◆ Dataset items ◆
▬▬▬▬▬▬
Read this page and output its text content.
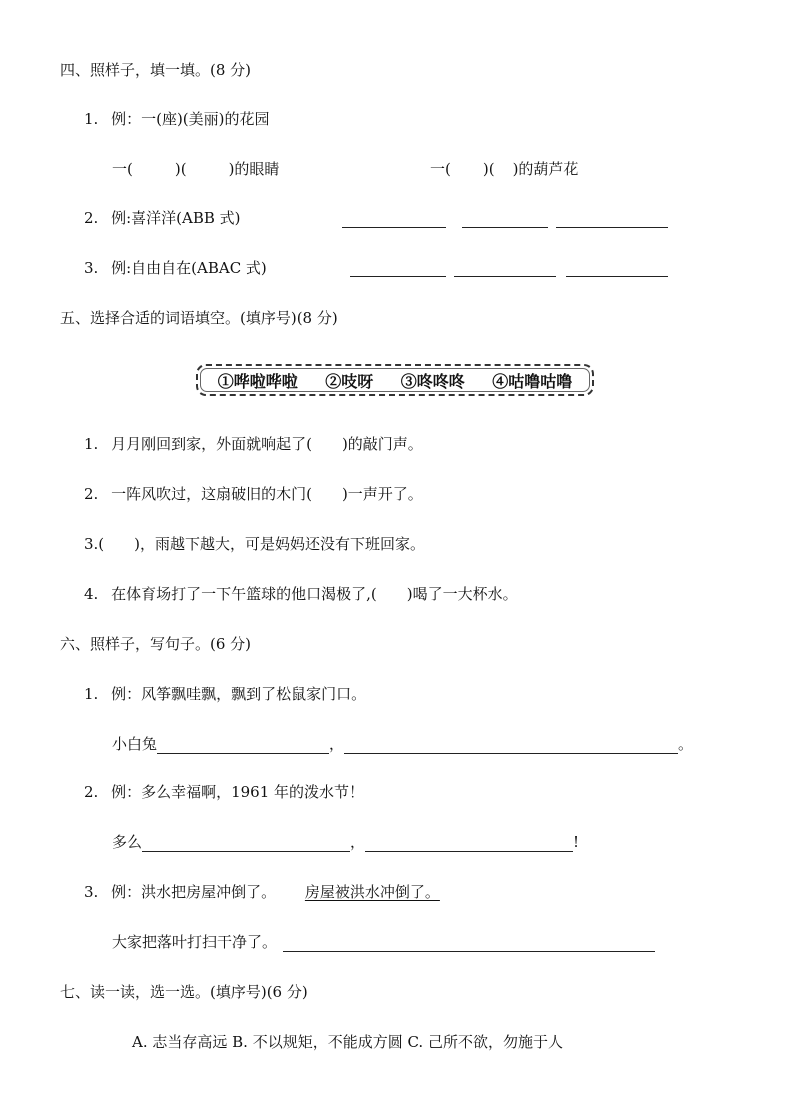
四、照样子，填一填。(8 分)
1. 例：一(座)(美丽)的花园
一(	)(	)的眼睛	一( )( )的葫芦花
2. 例:喜洋洋(ABB 式)
3. 例:自由自在(ABAC 式)
五、选择合适的词语填空。(填序号)(8 分)
①哗啦哗啦 ②吱呀 ③咚咚咚 ④咕噜咕噜
1. 月月刚回到家，外面就响起了( )的敲门声。
2. 一阵风吹过，这扇破旧的木门( )一声开了。
3.( )，雨越下越大，可是妈妈还没有下班回家。
4. 在体育场打了一下午篮球的他口渴极了,( )喝了一大杯水。
六、照样子，写句子。(6 分)
1. 例：风筝飘哇飘，飘到了松鼠家门口。
小白兔	，	。
2. 例：多么幸福啊，1961 年的泼水节！
多么	，	!
3. 例：洪水把房屋冲倒了。 房屋被洪水冲倒了。
大家把落叶打扫干净了。
七、读一读，选一选。(填序号)(6 分)
A. 志当存高远 B. 不以规矩，不能成方圆 C. 己所不欲，勿施于人
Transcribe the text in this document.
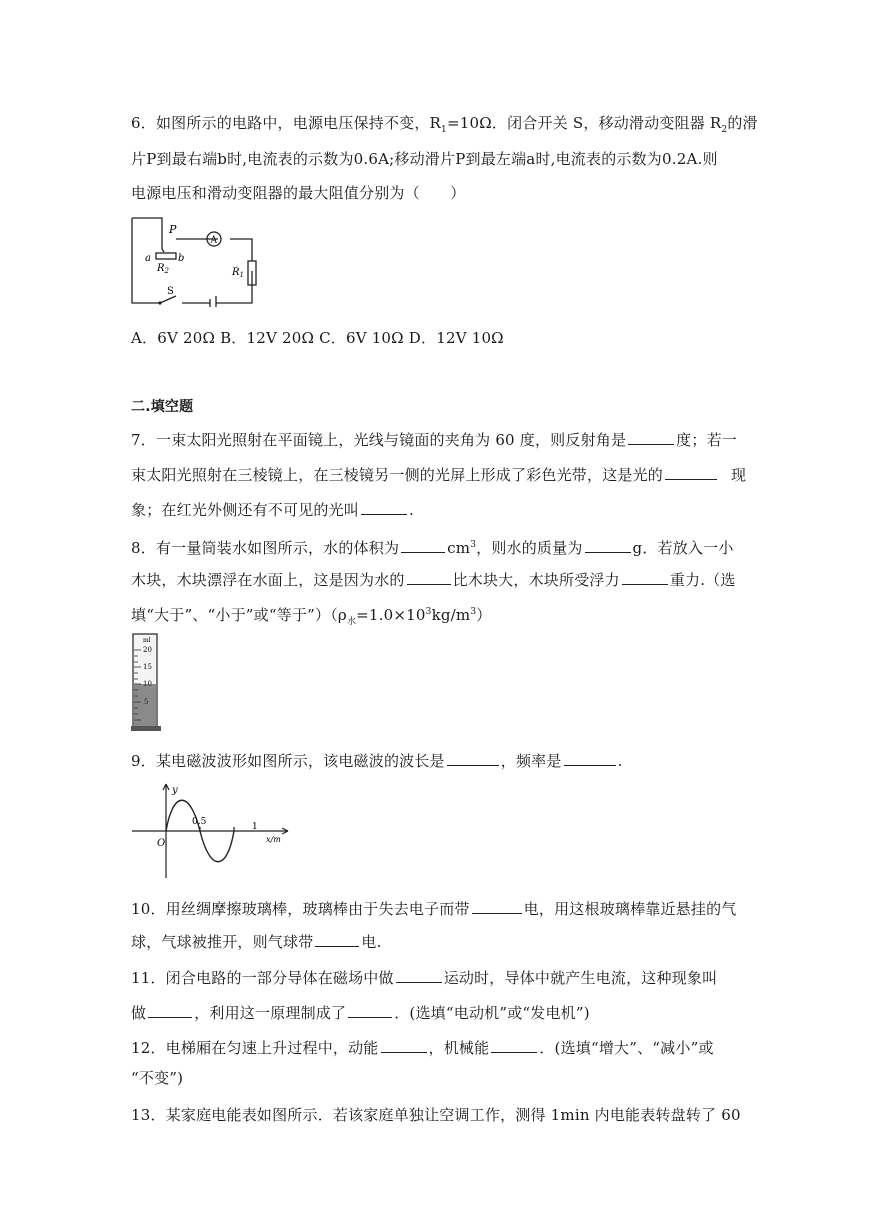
6．如图所示的电路中，电源电压保持不变，$R_1=10\Omega$．闭合开关 S，移动滑动变阻器 $R_2$的滑
片P到最右端b时,电流表的示数为0.6A;移动滑片P到最左端a时,电流表的示数为0.2A.则
电源电压和滑动变阻器的最大阻值分别为（　　）
P
a	b
$R_2$
A
$R_1$
S
A．6V 20Ω B．12V 20Ω C．6V 10Ω D．12V 10Ω
二.填空题
7．一束太阳光照射在平面镜上，光线与镜面的夹角为 60 度，则反射角是	度；若一
束太阳光照射在三棱镜上，在三棱镜另一侧的光屏上形成了彩色光带，这是光的	现
象；在红光外侧还有不可见的光叫	.
8．有一量筒装水如图所示，水的体积为	$cm^3$，则水的质量为	g．若放入一小
木块，木块漂浮在水面上，这是因为水的	比木块大，木块所受浮力	重力.（选
填“大于”、“小于”或“等于$”)(\rho_水=1.0\times 10^3kg/m^3)$
ml
20
15
10
5
9．某电磁波波形如图所示，该电磁波的波长是	，频率是	.
y
O
0.5	1
x/m
10．用丝绸摩擦玻璃棒，玻璃棒由于失去电子而带	电，用这根玻璃棒靠近悬挂的气
球，气球被推开，则气球带	电.
11．闭合电路的一部分导体在磁场中做	运动时，导体中就产生电流，这种现象叫
做	，利用这一原理制成了	．(选填“电动机”或“发电机”)
12．电梯厢在匀速上升过程中，动能	，机械能	．(选填“增大”、“减小”或
“不变”)
13．某家庭电能表如图所示．若该家庭单独让空调工作，测得 1min 内电能表转盘转了 60
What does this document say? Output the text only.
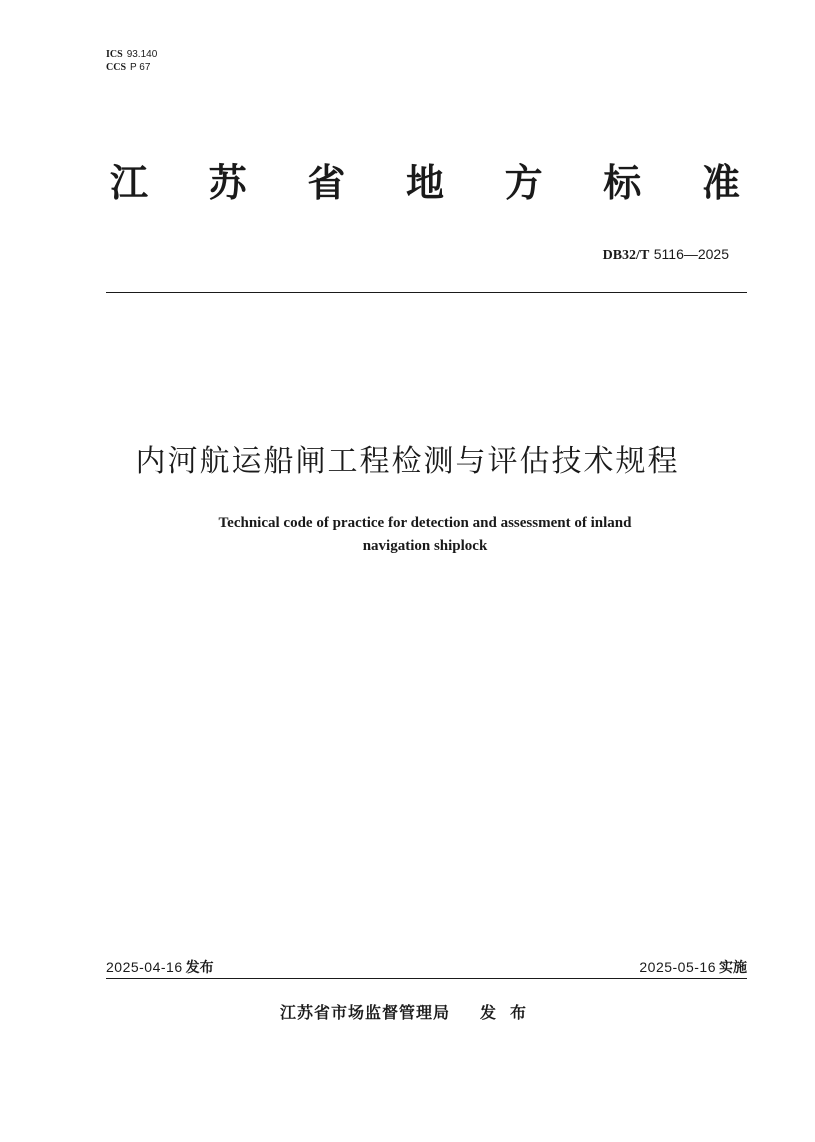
ICS 93.140
CCS P 67
江 苏 省 地 方 标 准
DB32/T 5116—2025
内河航运船闸工程检测与评估技术规程
Technical code of practice for detection and assessment of inland
navigation shiplock
2025-04-16 发布	2025-05-16 实施
江苏省市场监督管理局 发布
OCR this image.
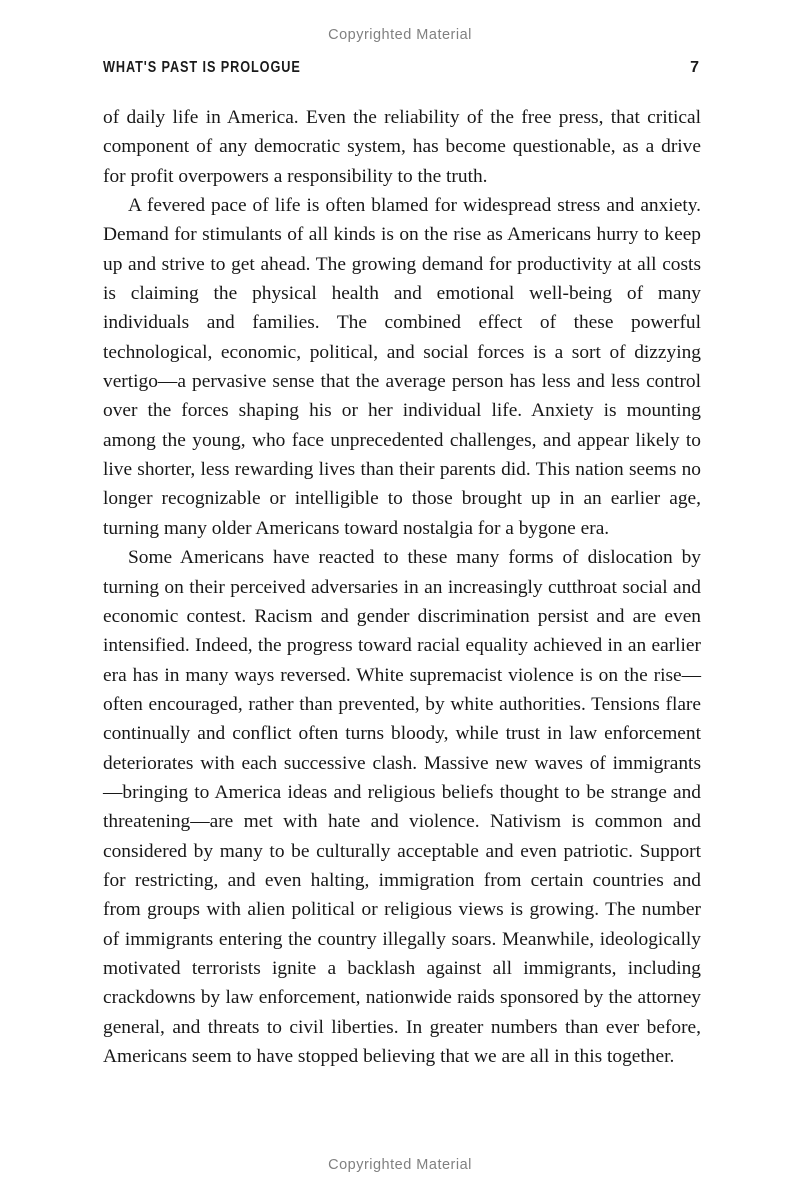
Copyrighted Material
WHAT'S PAST IS PROLOGUE	7

of daily life in America. Even the reliability of the free press, that critical component of any democratic system, has become questionable, as a drive for profit overpowers a responsibility to the truth.

A fevered pace of life is often blamed for widespread stress and anxiety. Demand for stimulants of all kinds is on the rise as Americans hurry to keep up and strive to get ahead. The growing demand for productivity at all costs is claiming the physical health and emotional well-being of many individuals and families. The combined effect of these powerful technological, economic, political, and social forces is a sort of dizzying vertigo—a pervasive sense that the average person has less and less control over the forces shaping his or her individual life. Anxiety is mounting among the young, who face unprecedented challenges, and appear likely to live shorter, less rewarding lives than their parents did. This nation seems no longer recognizable or intelligible to those brought up in an earlier age, turning many older Americans toward nostalgia for a bygone era.

Some Americans have reacted to these many forms of dislocation by turning on their perceived adversaries in an increasingly cutthroat social and economic contest. Racism and gender discrimination persist and are even intensified. Indeed, the progress toward racial equality achieved in an earlier era has in many ways reversed. White supremacist violence is on the rise—often encouraged, rather than prevented, by white authorities. Tensions flare continually and conflict often turns bloody, while trust in law enforcement deteriorates with each successive clash. Massive new waves of immigrants—bringing to America ideas and religious beliefs thought to be strange and threatening—are met with hate and violence. Nativism is common and considered by many to be culturally acceptable and even patriotic. Support for restricting, and even halting, immigration from certain countries and from groups with alien political or religious views is growing. The number of immigrants entering the country illegally soars. Meanwhile, ideologically motivated terrorists ignite a backlash against all immigrants, including crackdowns by law enforcement, nationwide raids sponsored by the attorney general, and threats to civil liberties. In greater numbers than ever before, Americans seem to have stopped believing that we are all in this together.

Copyrighted Material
▬▬▬▬▬▬
Within the records, how many lines include "earlier"? The answer is the number and nothing else.

2